PASSAGE -

Software Archive
Read-only legacy content
17060 Discussions

OFFLOAD_DEVICES broke

jimdempseyatthecove
Honored Contributor III
1,071 Views

Windows 7 x64 Pro, MS VS 2013, Intel Parallel Studio XE 2015 update 4, MPSS 3.4.3

Building the MIC sample LEO_tutorial as Release x64, and "Start Without Debugging"

Without OFFLOAD_DEVICES environment variable set, runs OK

With OFFLOAD_DEVICES=0 environment variable set, runs OK

(I have 2 5110P's)

With OFFLOAD_DEVICES=0,1 environment variable set, hangs 60 seconds, reports error
With OFFLOAD_DEVICES=1 environment variable set, hangs 60 seconds, reports error

Jim Dempsey

0 Kudos
6 Replies
jimdempseyatthecove
Honored Contributor III
1,071 Views

micsmc shows both devices.

the error message is: offload error: cannot get device handle 1 (error code 1)

Also the call to OFFLOAD_NUMBER_OF_DEVICES() performs a similar 60 second hang (when OFFLOAD_DEVICES is 0,1 or 1)

Jim Dempsey

0 Kudos
Frances_R_Intel
Employee
1,071 Views

I'm not sure what's up. It knows the device is there and it is trying to use it. The errno = 1 should be EPERM - Operation not permitted. At first I thought maybe it was coming from scif but I don't think any of the scif routines return EPERM. My cube mate mentioned a problem he had a while back where he was getting that error, both when he tried to use offload and when he tried to ssh into the coprocessor. In that case, it turned out that the coprocessor was trying to automount a file when he logged in and that the mount is what was causing the EPERM.

Let me start running through some things. You have probably already checked them all but maybe a brain dump will jog something.

In micsmc, you checked under the advanced button for the error logs? Also, in the Windows device manager, you checked to be sure the two devices matched, except for address, and the event lists had nothing weird in them? You ran micinfo to make sure there was nothing funky about the configuration of one of the cards? And you installed something like PuTTY and ssh'ed directly into both cards?

WRITTEN TASK A -
In the records, edit the lines starting with the line with "toc-entry-label xyxy=(113,496,222,517)" and going on through the line with "toc-entry-text: 有害生物防治 xyxy=(147,394,223,410)" so that "toc-entry-text" becomes "toc-item-text" and nothing else changes. Return only those lines.
The forum thread and the records are unrelated material.

PROVIDED DATA -
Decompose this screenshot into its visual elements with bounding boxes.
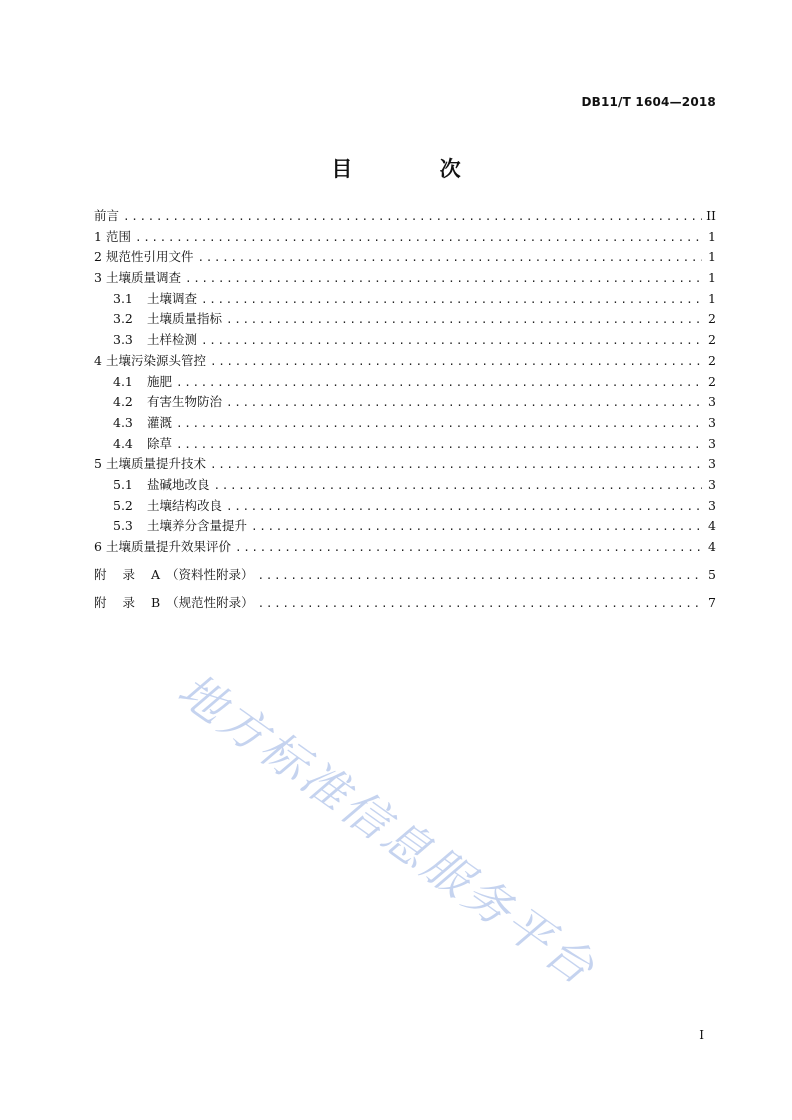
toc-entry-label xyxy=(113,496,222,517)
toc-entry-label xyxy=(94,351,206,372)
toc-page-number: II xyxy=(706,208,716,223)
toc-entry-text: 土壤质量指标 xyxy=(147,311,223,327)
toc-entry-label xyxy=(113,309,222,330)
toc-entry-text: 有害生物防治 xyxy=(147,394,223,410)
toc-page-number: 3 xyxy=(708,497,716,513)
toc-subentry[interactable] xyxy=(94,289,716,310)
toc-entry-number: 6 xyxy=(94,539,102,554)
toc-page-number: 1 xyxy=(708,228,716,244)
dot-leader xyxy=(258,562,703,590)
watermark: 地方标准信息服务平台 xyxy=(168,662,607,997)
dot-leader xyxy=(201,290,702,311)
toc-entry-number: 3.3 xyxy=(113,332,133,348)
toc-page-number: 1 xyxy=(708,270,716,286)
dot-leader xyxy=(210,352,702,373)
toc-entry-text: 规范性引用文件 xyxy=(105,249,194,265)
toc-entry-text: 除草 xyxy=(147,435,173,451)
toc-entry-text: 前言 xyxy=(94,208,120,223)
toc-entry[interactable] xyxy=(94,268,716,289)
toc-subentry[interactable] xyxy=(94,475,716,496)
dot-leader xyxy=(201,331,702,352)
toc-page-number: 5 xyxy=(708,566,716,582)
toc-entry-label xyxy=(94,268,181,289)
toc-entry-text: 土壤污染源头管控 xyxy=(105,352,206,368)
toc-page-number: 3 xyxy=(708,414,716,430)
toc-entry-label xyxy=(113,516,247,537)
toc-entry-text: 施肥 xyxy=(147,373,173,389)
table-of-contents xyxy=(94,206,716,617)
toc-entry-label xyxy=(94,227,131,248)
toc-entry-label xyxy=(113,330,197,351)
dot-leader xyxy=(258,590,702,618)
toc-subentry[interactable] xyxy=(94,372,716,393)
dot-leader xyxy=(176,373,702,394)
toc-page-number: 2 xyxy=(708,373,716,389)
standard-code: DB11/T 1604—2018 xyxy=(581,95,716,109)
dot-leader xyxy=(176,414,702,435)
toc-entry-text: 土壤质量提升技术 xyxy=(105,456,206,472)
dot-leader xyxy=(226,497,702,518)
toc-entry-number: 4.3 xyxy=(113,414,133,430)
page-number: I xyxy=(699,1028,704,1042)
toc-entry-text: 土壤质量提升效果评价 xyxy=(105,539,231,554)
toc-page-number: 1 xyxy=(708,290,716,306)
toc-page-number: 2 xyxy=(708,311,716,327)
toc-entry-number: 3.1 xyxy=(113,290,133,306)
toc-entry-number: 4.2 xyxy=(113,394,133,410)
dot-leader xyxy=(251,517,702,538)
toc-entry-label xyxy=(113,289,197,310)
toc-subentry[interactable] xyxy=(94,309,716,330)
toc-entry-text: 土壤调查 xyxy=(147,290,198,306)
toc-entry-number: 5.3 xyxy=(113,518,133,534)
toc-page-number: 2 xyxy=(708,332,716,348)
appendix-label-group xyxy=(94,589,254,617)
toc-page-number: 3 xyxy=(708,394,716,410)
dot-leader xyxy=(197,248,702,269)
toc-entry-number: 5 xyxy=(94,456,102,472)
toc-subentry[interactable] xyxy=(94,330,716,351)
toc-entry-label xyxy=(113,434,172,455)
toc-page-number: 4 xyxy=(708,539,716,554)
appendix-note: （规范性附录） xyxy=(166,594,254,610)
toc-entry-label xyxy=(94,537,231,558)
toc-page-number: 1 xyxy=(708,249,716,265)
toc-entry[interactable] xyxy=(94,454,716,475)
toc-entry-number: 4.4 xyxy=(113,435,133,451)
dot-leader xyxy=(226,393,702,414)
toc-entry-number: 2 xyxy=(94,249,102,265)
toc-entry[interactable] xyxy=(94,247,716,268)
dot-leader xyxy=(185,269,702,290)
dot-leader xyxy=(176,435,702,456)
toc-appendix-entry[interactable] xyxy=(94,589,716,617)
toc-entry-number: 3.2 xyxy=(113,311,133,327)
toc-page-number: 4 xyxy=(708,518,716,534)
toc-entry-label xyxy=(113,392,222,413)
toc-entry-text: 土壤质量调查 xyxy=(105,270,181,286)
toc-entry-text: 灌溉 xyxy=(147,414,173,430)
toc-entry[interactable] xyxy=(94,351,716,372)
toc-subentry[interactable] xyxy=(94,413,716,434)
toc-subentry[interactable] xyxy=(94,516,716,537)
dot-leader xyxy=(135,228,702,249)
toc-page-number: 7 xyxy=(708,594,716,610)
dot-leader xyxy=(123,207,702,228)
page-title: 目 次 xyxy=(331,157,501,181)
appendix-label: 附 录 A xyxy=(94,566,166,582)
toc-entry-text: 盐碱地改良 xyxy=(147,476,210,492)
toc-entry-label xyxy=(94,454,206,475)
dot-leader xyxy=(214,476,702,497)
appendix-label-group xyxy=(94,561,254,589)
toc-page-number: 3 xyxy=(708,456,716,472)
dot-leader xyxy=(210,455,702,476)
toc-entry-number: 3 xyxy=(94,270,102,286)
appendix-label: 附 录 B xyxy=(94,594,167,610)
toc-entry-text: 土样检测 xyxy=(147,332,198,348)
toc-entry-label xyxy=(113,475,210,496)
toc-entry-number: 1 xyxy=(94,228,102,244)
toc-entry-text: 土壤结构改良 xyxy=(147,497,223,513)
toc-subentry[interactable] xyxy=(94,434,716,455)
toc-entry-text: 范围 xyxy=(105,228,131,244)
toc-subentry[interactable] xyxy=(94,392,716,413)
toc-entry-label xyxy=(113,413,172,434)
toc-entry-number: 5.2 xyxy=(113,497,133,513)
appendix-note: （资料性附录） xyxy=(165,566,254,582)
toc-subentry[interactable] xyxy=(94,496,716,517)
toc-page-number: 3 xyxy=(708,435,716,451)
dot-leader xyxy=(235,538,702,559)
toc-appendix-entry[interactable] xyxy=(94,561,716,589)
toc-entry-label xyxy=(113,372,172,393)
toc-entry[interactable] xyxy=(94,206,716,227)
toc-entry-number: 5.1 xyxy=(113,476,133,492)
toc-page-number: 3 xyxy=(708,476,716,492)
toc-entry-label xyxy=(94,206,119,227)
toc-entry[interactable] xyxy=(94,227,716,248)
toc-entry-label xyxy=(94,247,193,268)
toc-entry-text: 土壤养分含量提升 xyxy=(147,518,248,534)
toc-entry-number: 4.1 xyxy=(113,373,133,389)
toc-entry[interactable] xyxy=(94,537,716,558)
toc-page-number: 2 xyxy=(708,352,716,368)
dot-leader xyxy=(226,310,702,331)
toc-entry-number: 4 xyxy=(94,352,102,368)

WRITTEN TASK B -
Quote the forum thread word for word, starting with "Building the MIC" and going on through "have 2 5110P's)".

WRITTEN ANSWER A -
toc-entry-label xyxy=(113,496,222,517)
toc-entry-label xyxy=(94,351,206,372)
toc-page-number: II xyxy=(706,208,716,223)
toc-item-text: 土壤质量指标 xyxy=(147,311,223,327)
toc-entry-label xyxy=(113,309,222,330)
toc-item-text: 有害生物防治 xyxy=(147,394,223,410)

WRITTEN ANSWER B -
Building the MIC sample LEO_tutorial as Release x64, and "Start Without Debugging"

Without OFFLOAD_DEVICES environment variable set, runs OK

With OFFLOAD_DEVICES=0 environment variable set, runs OK

(I have 2 5110P's)